Pictures do not belong in the copy; quote every entry below exactly.
-- Start of INFORMATION SHOWN --
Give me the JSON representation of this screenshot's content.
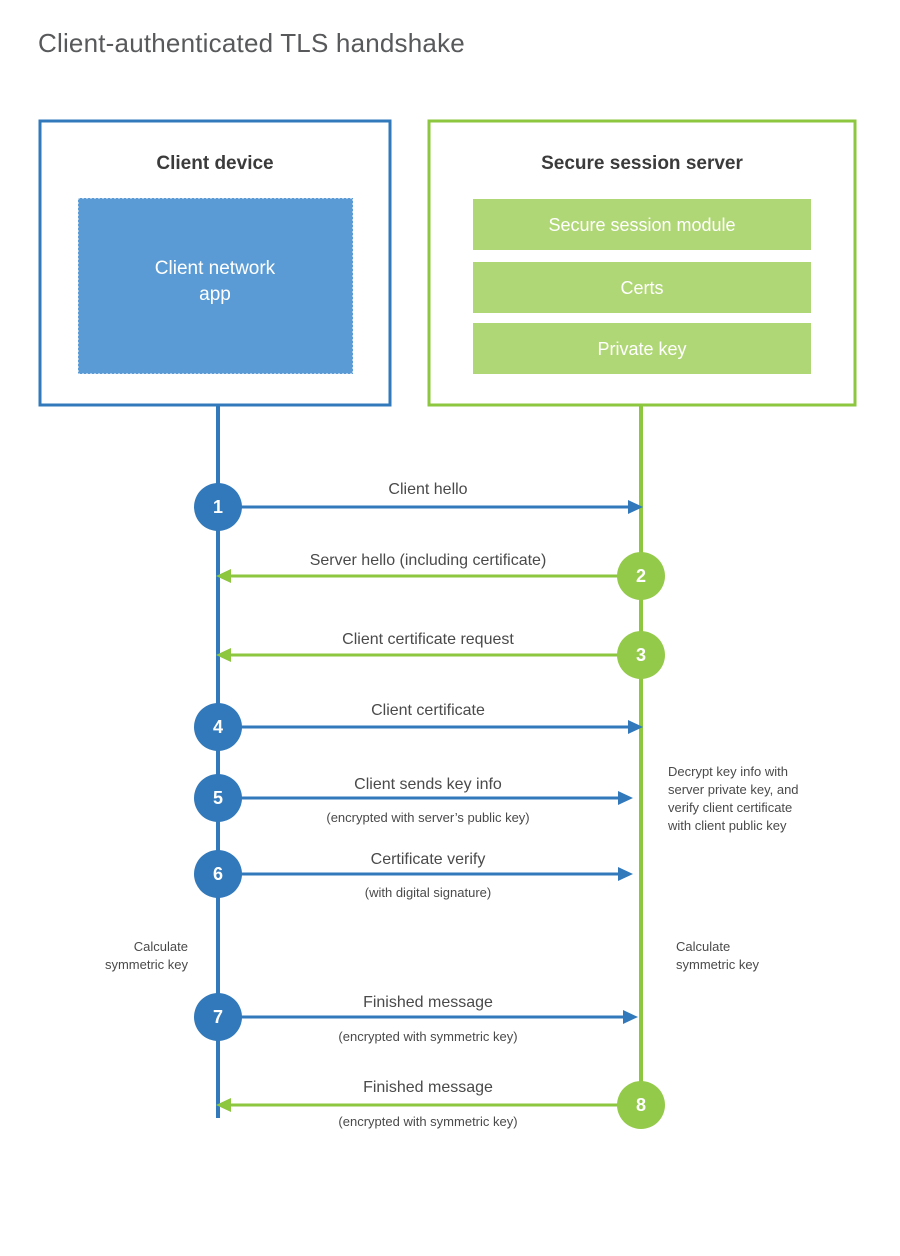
{
  "title": "Client-authenticated TLS handshake",
  "colors": {
    "client_blue": "#3279bb",
    "client_app_fill": "#5b9bd5",
    "server_green": "#8dc63f",
    "server_bar_fill": "#b0d776",
    "server_circle": "#94ca4a",
    "text": "#4a4a4a",
    "title_text": "#58595b",
    "background": "#ffffff"
  },
  "participants": {
    "client": {
      "title": "Client device",
      "app_label_line1": "Client network",
      "app_label_line2": "app"
    },
    "server": {
      "title": "Secure session server",
      "bars": [
        "Secure session module",
        "Certs",
        "Private key"
      ]
    }
  },
  "chart_data": {
    "type": "sequence-diagram",
    "lifelines": [
      "Client device",
      "Secure session server"
    ],
    "steps": [
      {
        "number": "1",
        "label": "Client hello",
        "sub": "",
        "direction": "client-to-server",
        "color": "client"
      },
      {
        "number": "2",
        "label": "Server hello (including certificate)",
        "sub": "",
        "direction": "server-to-client",
        "color": "server"
      },
      {
        "number": "3",
        "label": "Client certificate request",
        "sub": "",
        "direction": "server-to-client",
        "color": "server"
      },
      {
        "number": "4",
        "label": "Client certificate",
        "sub": "",
        "direction": "client-to-server",
        "color": "client"
      },
      {
        "number": "5",
        "label": "Client sends key info",
        "sub": "(encrypted with server’s public key)",
        "direction": "client-to-server",
        "color": "client"
      },
      {
        "number": "6",
        "label": "Certificate verify",
        "sub": "(with digital signature)",
        "direction": "client-to-server",
        "color": "client"
      },
      {
        "number": "7",
        "label": "Finished message",
        "sub": "(encrypted with symmetric key)",
        "direction": "client-to-server",
        "color": "client"
      },
      {
        "number": "8",
        "label": "Finished message",
        "sub": "(encrypted with symmetric key)",
        "direction": "server-to-client",
        "color": "server"
      }
    ]
  },
  "notes": {
    "server_decrypt": [
      "Decrypt key info with",
      "server private key, and",
      "verify client certificate",
      "with client public key"
    ],
    "client_calculate": [
      "Calculate",
      "symmetric key"
    ],
    "server_calculate": [
      "Calculate",
      "symmetric key"
    ]
  }
}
-- End of INFORMATION SHOWN --
FULL ANSWER:
Give me the JSON representation of this screenshot's content.
{
  "title": "Client-authenticated TLS handshake",
  "colors": {
    "client_blue": "#3279bb",
    "client_app_fill": "#5b9bd5",
    "server_green": "#8dc63f",
    "server_bar_fill": "#b0d776",
    "server_circle": "#94ca4a",
    "text": "#4a4a4a",
    "title_text": "#58595b",
    "background": "#ffffff"
  },
  "participants": {
    "client": {
      "title": "Client device",
      "app_label_line1": "Client network",
      "app_label_line2": "app"
    },
    "server": {
      "title": "Secure session server",
      "bars": [
        "Secure session module",
        "Certs",
        "Private key"
      ]
    }
  },
  "chart_data": {
    "type": "sequence-diagram",
    "lifelines": [
      "Client device",
      "Secure session server"
    ],
    "steps": [
      {
        "number": "1",
        "label": "Client hello",
        "sub": "",
        "direction": "client-to-server",
        "color": "client"
      },
      {
        "number": "2",
        "label": "Server hello (including certificate)",
        "sub": "",
        "direction": "server-to-client",
        "color": "server"
      },
      {
        "number": "3",
        "label": "Client certificate request",
        "sub": "",
        "direction": "server-to-client",
        "color": "server"
      },
      {
        "number": "4",
        "label": "Client certificate",
        "sub": "",
        "direction": "client-to-server",
        "color": "client"
      },
      {
        "number": "5",
        "label": "Client sends key info",
        "sub": "(encrypted with server’s public key)",
        "direction": "client-to-server",
        "color": "client"
      },
      {
        "number": "6",
        "label": "Certificate verify",
        "sub": "(with digital signature)",
        "direction": "client-to-server",
        "color": "client"
      },
      {
        "number": "7",
        "label": "Finished message",
        "sub": "(encrypted with symmetric key)",
        "direction": "client-to-server",
        "color": "client"
      },
      {
        "number": "8",
        "label": "Finished message",
        "sub": "(encrypted with symmetric key)",
        "direction": "server-to-client",
        "color": "server"
      }
    ]
  },
  "notes": {
    "server_decrypt": [
      "Decrypt key info with",
      "server private key, and",
      "verify client certificate",
      "with client public key"
    ],
    "client_calculate": [
      "Calculate",
      "symmetric key"
    ],
    "server_calculate": [
      "Calculate",
      "symmetric key"
    ]
  }
}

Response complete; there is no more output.